_What to work on_.
Word for word, set down the records and skip each picture.

_Given entries_.
- - - - -
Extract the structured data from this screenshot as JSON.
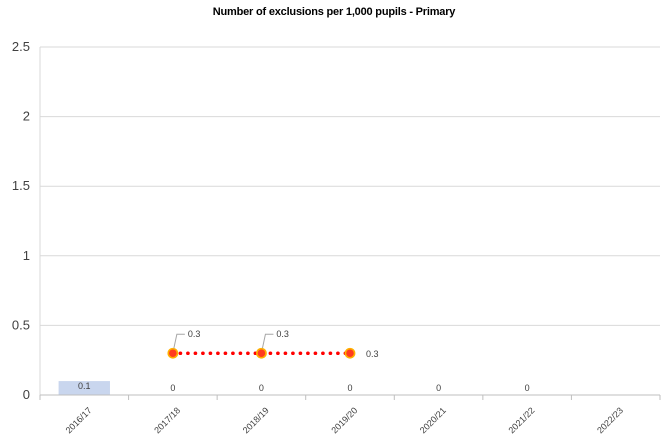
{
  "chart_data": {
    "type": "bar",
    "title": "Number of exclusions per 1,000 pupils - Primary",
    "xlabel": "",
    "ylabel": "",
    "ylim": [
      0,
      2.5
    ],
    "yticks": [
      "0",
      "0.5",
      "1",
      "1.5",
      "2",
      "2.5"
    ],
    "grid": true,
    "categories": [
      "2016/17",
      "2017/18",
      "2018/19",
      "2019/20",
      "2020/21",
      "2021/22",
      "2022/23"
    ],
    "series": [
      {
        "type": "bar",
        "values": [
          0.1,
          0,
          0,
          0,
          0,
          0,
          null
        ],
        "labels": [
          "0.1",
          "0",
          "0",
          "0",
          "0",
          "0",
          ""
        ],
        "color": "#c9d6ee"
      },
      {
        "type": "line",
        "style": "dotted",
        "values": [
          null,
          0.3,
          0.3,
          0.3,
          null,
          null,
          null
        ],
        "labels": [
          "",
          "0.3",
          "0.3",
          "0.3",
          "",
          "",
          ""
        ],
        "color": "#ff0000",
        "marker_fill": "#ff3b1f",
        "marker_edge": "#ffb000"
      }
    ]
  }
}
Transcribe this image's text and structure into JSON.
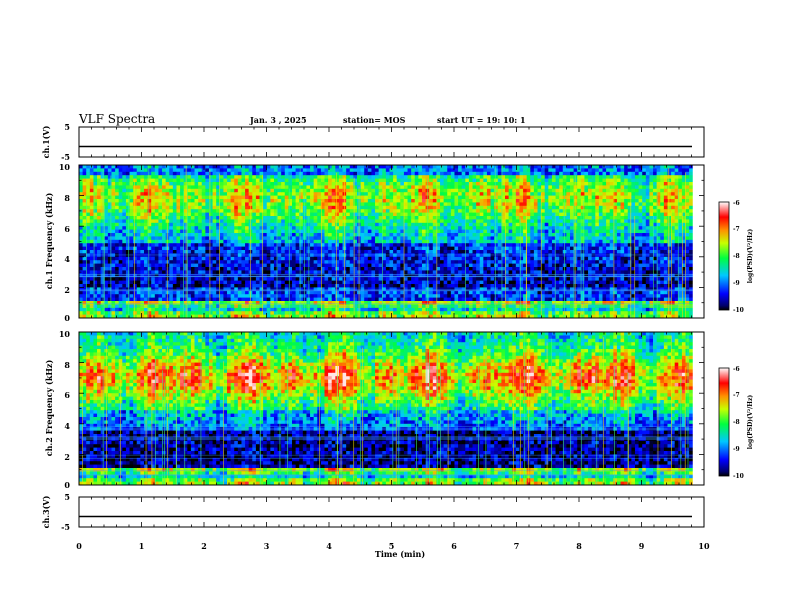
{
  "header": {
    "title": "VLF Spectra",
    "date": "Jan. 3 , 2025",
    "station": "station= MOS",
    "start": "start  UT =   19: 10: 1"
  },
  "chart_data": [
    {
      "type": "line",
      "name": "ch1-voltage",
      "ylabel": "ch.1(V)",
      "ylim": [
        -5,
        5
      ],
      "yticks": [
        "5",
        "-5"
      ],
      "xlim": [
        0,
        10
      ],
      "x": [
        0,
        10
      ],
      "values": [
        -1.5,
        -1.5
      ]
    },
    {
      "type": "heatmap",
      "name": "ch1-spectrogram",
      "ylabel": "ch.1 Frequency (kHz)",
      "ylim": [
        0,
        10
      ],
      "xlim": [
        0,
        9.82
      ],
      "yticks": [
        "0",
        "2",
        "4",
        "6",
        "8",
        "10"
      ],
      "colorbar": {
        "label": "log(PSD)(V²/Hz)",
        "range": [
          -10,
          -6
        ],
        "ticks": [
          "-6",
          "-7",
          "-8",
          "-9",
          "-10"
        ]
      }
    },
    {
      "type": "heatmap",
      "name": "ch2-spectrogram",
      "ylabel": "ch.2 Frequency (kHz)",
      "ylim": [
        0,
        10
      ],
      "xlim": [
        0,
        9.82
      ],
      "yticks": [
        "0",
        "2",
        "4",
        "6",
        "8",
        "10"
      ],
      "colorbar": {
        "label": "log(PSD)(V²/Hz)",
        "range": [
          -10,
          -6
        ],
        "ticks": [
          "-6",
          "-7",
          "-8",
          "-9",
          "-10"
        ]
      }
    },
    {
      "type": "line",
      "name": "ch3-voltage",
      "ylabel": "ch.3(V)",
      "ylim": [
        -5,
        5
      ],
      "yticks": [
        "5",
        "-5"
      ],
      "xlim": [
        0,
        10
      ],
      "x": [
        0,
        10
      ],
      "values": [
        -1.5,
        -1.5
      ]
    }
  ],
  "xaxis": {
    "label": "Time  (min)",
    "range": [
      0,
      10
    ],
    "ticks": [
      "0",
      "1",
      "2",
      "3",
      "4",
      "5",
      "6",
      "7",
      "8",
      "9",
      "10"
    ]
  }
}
- - - - -
_Full output_.
Extract the structured data from this screenshot as JSON.
{
  "chart_data": {
    "type": "bar",
    "title": "Number of exclusions per 1,000 pupils - Primary",
    "xlabel": "",
    "ylabel": "",
    "ylim": [
      0,
      2.5
    ],
    "yticks": [
      "0",
      "0.5",
      "1",
      "1.5",
      "2",
      "2.5"
    ],
    "grid": true,
    "categories": [
      "2016/17",
      "2017/18",
      "2018/19",
      "2019/20",
      "2020/21",
      "2021/22",
      "2022/23"
    ],
    "series": [
      {
        "type": "bar",
        "values": [
          0.1,
          0,
          0,
          0,
          0,
          0,
          null
        ],
        "labels": [
          "0.1",
          "0",
          "0",
          "0",
          "0",
          "0",
          ""
        ],
        "color": "#c9d6ee"
      },
      {
        "type": "line",
        "style": "dotted",
        "values": [
          null,
          0.3,
          0.3,
          0.3,
          null,
          null,
          null
        ],
        "labels": [
          "",
          "0.3",
          "0.3",
          "0.3",
          "",
          "",
          ""
        ],
        "color": "#ff0000",
        "marker_fill": "#ff3b1f",
        "marker_edge": "#ffb000"
      }
    ]
  }
}
Transcribe this image's text and structure into JSON.
{
  "header": {
    "title": "VLF Spectra",
    "date": "Jan. 3 , 2025",
    "station": "station= MOS",
    "start": "start  UT =   19: 10: 1"
  },
  "chart_data": [
    {
      "type": "line",
      "name": "ch1-voltage",
      "ylabel": "ch.1(V)",
      "ylim": [
        -5,
        5
      ],
      "yticks": [
        "5",
        "-5"
      ],
      "xlim": [
        0,
        10
      ],
      "x": [
        0,
        10
      ],
      "values": [
        -1.5,
        -1.5
      ]
    },
    {
      "type": "heatmap",
      "name": "ch1-spectrogram",
      "ylabel": "ch.1 Frequency (kHz)",
      "ylim": [
        0,
        10
      ],
      "xlim": [
        0,
        9.82
      ],
      "yticks": [
        "0",
        "2",
        "4",
        "6",
        "8",
        "10"
      ],
      "colorbar": {
        "label": "log(PSD)(V²/Hz)",
        "range": [
          -10,
          -6
        ],
        "ticks": [
          "-6",
          "-7",
          "-8",
          "-9",
          "-10"
        ]
      }
    },
    {
      "type": "heatmap",
      "name": "ch2-spectrogram",
      "ylabel": "ch.2 Frequency (kHz)",
      "ylim": [
        0,
        10
      ],
      "xlim": [
        0,
        9.82
      ],
      "yticks": [
        "0",
        "2",
        "4",
        "6",
        "8",
        "10"
      ],
      "colorbar": {
        "label": "log(PSD)(V²/Hz)",
        "range": [
          -10,
          -6
        ],
        "ticks": [
          "-6",
          "-7",
          "-8",
          "-9",
          "-10"
        ]
      }
    },
    {
      "type": "line",
      "name": "ch3-voltage",
      "ylabel": "ch.3(V)",
      "ylim": [
        -5,
        5
      ],
      "yticks": [
        "5",
        "-5"
      ],
      "xlim": [
        0,
        10
      ],
      "x": [
        0,
        10
      ],
      "values": [
        -1.5,
        -1.5
      ]
    }
  ],
  "xaxis": {
    "label": "Time  (min)",
    "range": [
      0,
      10
    ],
    "ticks": [
      "0",
      "1",
      "2",
      "3",
      "4",
      "5",
      "6",
      "7",
      "8",
      "9",
      "10"
    ]
  }
}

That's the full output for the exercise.